Your instructions
Locate each line with the string "priced" in the listing below and copy it.

Data in this exercise
##########
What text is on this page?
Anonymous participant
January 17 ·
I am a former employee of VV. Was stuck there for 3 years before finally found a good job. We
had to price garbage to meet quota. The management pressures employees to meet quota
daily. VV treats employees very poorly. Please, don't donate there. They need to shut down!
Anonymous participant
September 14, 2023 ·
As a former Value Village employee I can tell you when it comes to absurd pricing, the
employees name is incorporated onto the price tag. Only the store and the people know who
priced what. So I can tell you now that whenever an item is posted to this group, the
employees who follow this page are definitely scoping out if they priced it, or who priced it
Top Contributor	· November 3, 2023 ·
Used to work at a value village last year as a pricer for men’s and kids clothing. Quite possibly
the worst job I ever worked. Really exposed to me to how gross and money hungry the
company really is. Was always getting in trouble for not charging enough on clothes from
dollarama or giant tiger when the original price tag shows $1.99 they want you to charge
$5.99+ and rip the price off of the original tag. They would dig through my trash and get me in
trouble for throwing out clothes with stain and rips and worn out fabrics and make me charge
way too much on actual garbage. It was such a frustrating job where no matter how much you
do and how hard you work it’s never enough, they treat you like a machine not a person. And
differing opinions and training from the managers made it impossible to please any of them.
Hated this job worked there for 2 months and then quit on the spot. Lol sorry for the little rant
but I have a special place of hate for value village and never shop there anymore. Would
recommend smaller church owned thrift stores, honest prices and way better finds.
##########
Written reply
priced what. So I can tell you now that whenever an item is posted to this group, the
employees who follow this page are definitely scoping out if they priced it, or who priced it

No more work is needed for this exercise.